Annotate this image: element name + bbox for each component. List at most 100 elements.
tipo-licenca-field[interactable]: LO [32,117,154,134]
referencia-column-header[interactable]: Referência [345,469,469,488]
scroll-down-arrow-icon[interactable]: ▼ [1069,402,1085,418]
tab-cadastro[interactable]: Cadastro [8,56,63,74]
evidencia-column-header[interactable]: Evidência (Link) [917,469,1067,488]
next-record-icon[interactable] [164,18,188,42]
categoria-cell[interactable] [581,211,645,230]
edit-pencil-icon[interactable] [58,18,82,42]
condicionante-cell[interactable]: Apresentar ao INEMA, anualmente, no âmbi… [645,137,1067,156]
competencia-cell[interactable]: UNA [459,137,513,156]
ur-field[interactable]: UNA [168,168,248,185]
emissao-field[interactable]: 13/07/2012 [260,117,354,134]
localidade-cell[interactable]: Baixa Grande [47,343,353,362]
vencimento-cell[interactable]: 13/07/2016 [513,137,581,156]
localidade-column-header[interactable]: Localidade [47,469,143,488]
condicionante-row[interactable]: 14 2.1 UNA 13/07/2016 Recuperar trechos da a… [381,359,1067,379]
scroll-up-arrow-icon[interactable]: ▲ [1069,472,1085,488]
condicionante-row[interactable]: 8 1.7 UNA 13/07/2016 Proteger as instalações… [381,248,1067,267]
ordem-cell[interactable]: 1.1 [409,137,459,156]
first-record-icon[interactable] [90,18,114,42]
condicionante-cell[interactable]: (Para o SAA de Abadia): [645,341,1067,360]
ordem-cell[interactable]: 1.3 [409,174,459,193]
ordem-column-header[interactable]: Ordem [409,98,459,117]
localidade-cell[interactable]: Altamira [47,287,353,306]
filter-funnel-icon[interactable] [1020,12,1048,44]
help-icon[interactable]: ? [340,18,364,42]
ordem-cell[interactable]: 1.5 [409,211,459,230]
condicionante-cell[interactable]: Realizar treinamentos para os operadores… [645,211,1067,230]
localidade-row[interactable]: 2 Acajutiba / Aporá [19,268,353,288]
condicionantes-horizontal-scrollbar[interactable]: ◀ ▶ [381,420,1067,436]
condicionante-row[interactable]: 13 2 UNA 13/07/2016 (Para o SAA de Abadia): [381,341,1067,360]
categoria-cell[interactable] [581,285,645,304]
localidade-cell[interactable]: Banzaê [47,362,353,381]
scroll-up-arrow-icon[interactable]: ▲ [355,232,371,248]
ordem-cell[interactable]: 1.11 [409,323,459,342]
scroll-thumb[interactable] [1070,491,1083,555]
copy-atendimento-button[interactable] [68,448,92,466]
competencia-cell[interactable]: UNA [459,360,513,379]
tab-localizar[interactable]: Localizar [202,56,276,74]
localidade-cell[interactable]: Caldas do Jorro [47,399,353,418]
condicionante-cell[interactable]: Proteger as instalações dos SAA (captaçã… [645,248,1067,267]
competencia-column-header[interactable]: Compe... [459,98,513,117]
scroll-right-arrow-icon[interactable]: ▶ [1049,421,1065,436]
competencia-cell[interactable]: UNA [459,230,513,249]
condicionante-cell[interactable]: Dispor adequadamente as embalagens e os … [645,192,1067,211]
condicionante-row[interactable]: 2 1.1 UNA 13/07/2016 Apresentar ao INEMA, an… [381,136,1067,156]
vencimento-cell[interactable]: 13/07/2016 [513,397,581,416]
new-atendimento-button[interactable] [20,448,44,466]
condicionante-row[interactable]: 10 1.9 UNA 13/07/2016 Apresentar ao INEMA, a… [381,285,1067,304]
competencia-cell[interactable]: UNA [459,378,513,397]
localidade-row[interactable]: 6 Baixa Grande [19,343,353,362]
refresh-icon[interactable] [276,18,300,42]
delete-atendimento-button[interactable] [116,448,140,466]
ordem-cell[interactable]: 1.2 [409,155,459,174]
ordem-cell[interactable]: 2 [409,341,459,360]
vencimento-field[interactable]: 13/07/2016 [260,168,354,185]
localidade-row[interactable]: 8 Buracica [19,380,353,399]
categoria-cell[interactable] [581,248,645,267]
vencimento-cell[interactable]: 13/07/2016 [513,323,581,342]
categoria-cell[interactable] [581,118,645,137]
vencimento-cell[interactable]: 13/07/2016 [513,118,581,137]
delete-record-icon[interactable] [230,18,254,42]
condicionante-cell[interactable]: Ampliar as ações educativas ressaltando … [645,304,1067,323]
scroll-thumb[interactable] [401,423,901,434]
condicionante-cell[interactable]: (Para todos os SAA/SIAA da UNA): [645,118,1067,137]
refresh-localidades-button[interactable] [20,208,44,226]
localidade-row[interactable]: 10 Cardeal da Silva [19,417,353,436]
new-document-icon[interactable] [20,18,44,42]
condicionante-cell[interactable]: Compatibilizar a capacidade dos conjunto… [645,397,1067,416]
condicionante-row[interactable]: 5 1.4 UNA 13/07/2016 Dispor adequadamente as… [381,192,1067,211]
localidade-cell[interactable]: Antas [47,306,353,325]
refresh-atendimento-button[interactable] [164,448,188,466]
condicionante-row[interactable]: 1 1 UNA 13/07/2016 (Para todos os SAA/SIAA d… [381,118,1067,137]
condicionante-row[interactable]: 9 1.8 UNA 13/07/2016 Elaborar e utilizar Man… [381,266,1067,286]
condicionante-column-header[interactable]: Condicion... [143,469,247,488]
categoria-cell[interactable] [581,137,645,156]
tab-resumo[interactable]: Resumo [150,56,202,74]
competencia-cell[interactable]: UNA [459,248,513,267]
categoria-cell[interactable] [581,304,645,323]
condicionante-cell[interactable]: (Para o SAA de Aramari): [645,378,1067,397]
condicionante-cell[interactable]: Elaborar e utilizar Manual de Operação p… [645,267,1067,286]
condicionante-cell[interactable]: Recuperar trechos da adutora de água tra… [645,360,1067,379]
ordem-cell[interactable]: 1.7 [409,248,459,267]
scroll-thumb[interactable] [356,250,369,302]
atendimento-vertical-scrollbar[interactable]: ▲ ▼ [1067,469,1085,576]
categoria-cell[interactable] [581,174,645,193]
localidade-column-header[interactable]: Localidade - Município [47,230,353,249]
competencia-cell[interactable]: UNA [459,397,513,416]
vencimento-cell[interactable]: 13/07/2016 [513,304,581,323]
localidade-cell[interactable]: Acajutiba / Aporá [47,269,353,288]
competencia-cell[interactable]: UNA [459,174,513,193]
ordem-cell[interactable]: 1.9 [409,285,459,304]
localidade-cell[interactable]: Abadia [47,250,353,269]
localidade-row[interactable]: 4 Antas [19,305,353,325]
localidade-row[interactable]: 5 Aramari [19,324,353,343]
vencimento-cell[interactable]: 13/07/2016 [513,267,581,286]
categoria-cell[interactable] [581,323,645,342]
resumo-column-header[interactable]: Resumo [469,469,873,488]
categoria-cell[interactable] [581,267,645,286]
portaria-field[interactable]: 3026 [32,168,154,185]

--------------------------------------------------

Rewrite all of the material above with "localidade-row" replaced by "locality-row" and everything else left unchanged.

Annotate this image: element name + bbox for each component. List at most 100 elements.
tipo-licenca-field[interactable]: LO [32,117,154,134]
referencia-column-header[interactable]: Referência [345,469,469,488]
scroll-down-arrow-icon[interactable]: ▼ [1069,402,1085,418]
tab-cadastro[interactable]: Cadastro [8,56,63,74]
evidencia-column-header[interactable]: Evidência (Link) [917,469,1067,488]
next-record-icon[interactable] [164,18,188,42]
categoria-cell[interactable] [581,211,645,230]
edit-pencil-icon[interactable] [58,18,82,42]
condicionante-cell[interactable]: Apresentar ao INEMA, anualmente, no âmbi… [645,137,1067,156]
competencia-cell[interactable]: UNA [459,137,513,156]
ur-field[interactable]: UNA [168,168,248,185]
emissao-field[interactable]: 13/07/2012 [260,117,354,134]
localidade-cell[interactable]: Baixa Grande [47,343,353,362]
vencimento-cell[interactable]: 13/07/2016 [513,137,581,156]
localidade-column-header[interactable]: Localidade [47,469,143,488]
condicionante-row[interactable]: 14 2.1 UNA 13/07/2016 Recuperar trechos da a… [381,359,1067,379]
scroll-up-arrow-icon[interactable]: ▲ [1069,472,1085,488]
condicionante-row[interactable]: 8 1.7 UNA 13/07/2016 Proteger as instalações… [381,248,1067,267]
ordem-cell[interactable]: 1.1 [409,137,459,156]
first-record-icon[interactable] [90,18,114,42]
condicionante-cell[interactable]: (Para o SAA de Abadia): [645,341,1067,360]
ordem-cell[interactable]: 1.3 [409,174,459,193]
ordem-column-header[interactable]: Ordem [409,98,459,117]
localidade-cell[interactable]: Altamira [47,287,353,306]
filter-funnel-icon[interactable] [1020,12,1048,44]
help-icon[interactable]: ? [340,18,364,42]
ordem-cell[interactable]: 1.5 [409,211,459,230]
condicionante-cell[interactable]: Realizar treinamentos para os operadores… [645,211,1067,230]
locality-row[interactable]: 2 Acajutiba / Aporá [19,268,353,288]
condicionantes-horizontal-scrollbar[interactable]: ◀ ▶ [381,420,1067,436]
condicionante-row[interactable]: 13 2 UNA 13/07/2016 (Para o SAA de Abadia): [381,341,1067,360]
categoria-cell[interactable] [581,285,645,304]
localidade-cell[interactable]: Banzaê [47,362,353,381]
scroll-up-arrow-icon[interactable]: ▲ [355,232,371,248]
ordem-cell[interactable]: 1.11 [409,323,459,342]
scroll-thumb[interactable] [1070,491,1083,555]
copy-atendimento-button[interactable] [68,448,92,466]
competencia-cell[interactable]: UNA [459,360,513,379]
tab-localizar[interactable]: Localizar [202,56,276,74]
localidade-cell[interactable]: Caldas do Jorro [47,399,353,418]
condicionante-cell[interactable]: Proteger as instalações dos SAA (captaçã… [645,248,1067,267]
competencia-column-header[interactable]: Compe... [459,98,513,117]
scroll-right-arrow-icon[interactable]: ▶ [1049,421,1065,436]
competencia-cell[interactable]: UNA [459,230,513,249]
condicionante-cell[interactable]: Dispor adequadamente as embalagens e os … [645,192,1067,211]
condicionante-row[interactable]: 2 1.1 UNA 13/07/2016 Apresentar ao INEMA, an… [381,136,1067,156]
vencimento-cell[interactable]: 13/07/2016 [513,397,581,416]
new-atendimento-button[interactable] [20,448,44,466]
condicionante-row[interactable]: 10 1.9 UNA 13/07/2016 Apresentar ao INEMA, a… [381,285,1067,304]
competencia-cell[interactable]: UNA [459,378,513,397]
locality-row[interactable]: 6 Baixa Grande [19,343,353,362]
refresh-icon[interactable] [276,18,300,42]
delete-atendimento-button[interactable] [116,448,140,466]
ordem-cell[interactable]: 1.2 [409,155,459,174]
ordem-cell[interactable]: 2 [409,341,459,360]
vencimento-field[interactable]: 13/07/2016 [260,168,354,185]
locality-row[interactable]: 8 Buracica [19,380,353,399]
categoria-cell[interactable] [581,248,645,267]
vencimento-cell[interactable]: 13/07/2016 [513,323,581,342]
categoria-cell[interactable] [581,118,645,137]
vencimento-cell[interactable]: 13/07/2016 [513,118,581,137]
delete-record-icon[interactable] [230,18,254,42]
condicionante-cell[interactable]: Ampliar as ações educativas ressaltando … [645,304,1067,323]
scroll-thumb[interactable] [401,423,901,434]
condicionante-cell[interactable]: (Para todos os SAA/SIAA da UNA): [645,118,1067,137]
refresh-localidades-button[interactable] [20,208,44,226]
locality-row[interactable]: 10 Cardeal da Silva [19,417,353,436]
new-document-icon[interactable] [20,18,44,42]
condicionante-cell[interactable]: Compatibilizar a capacidade dos conjunto… [645,397,1067,416]
condicionante-row[interactable]: 5 1.4 UNA 13/07/2016 Dispor adequadamente as… [381,192,1067,211]
localidade-cell[interactable]: Antas [47,306,353,325]
refresh-atendimento-button[interactable] [164,448,188,466]
condicionante-row[interactable]: 1 1 UNA 13/07/2016 (Para todos os SAA/SIAA d… [381,118,1067,137]
condicionante-row[interactable]: 9 1.8 UNA 13/07/2016 Elaborar e utilizar Man… [381,266,1067,286]
condicionante-column-header[interactable]: Condicion... [143,469,247,488]
categoria-cell[interactable] [581,137,645,156]
tab-resumo[interactable]: Resumo [150,56,202,74]
competencia-cell[interactable]: UNA [459,248,513,267]
categoria-cell[interactable] [581,304,645,323]
condicionante-cell[interactable]: (Para o SAA de Aramari): [645,378,1067,397]
condicionante-cell[interactable]: Elaborar e utilizar Manual de Operação p… [645,267,1067,286]
condicionante-cell[interactable]: Recuperar trechos da adutora de água tra… [645,360,1067,379]
ordem-cell[interactable]: 1.7 [409,248,459,267]
scroll-thumb[interactable] [356,250,369,302]
atendimento-vertical-scrollbar[interactable]: ▲ ▼ [1067,469,1085,576]
categoria-cell[interactable] [581,174,645,193]
localidade-column-header[interactable]: Localidade - Município [47,230,353,249]
competencia-cell[interactable]: UNA [459,397,513,416]
vencimento-cell[interactable]: 13/07/2016 [513,304,581,323]
localidade-cell[interactable]: Acajutiba / Aporá [47,269,353,288]
competencia-cell[interactable]: UNA [459,174,513,193]
ordem-cell[interactable]: 1.9 [409,285,459,304]
localidade-cell[interactable]: Abadia [47,250,353,269]
locality-row[interactable]: 4 Antas [19,305,353,325]
locality-row[interactable]: 5 Aramari [19,324,353,343]
vencimento-cell[interactable]: 13/07/2016 [513,267,581,286]
categoria-cell[interactable] [581,323,645,342]
resumo-column-header[interactable]: Resumo [469,469,873,488]
categoria-cell[interactable] [581,267,645,286]
portaria-field[interactable]: 3026 [32,168,154,185]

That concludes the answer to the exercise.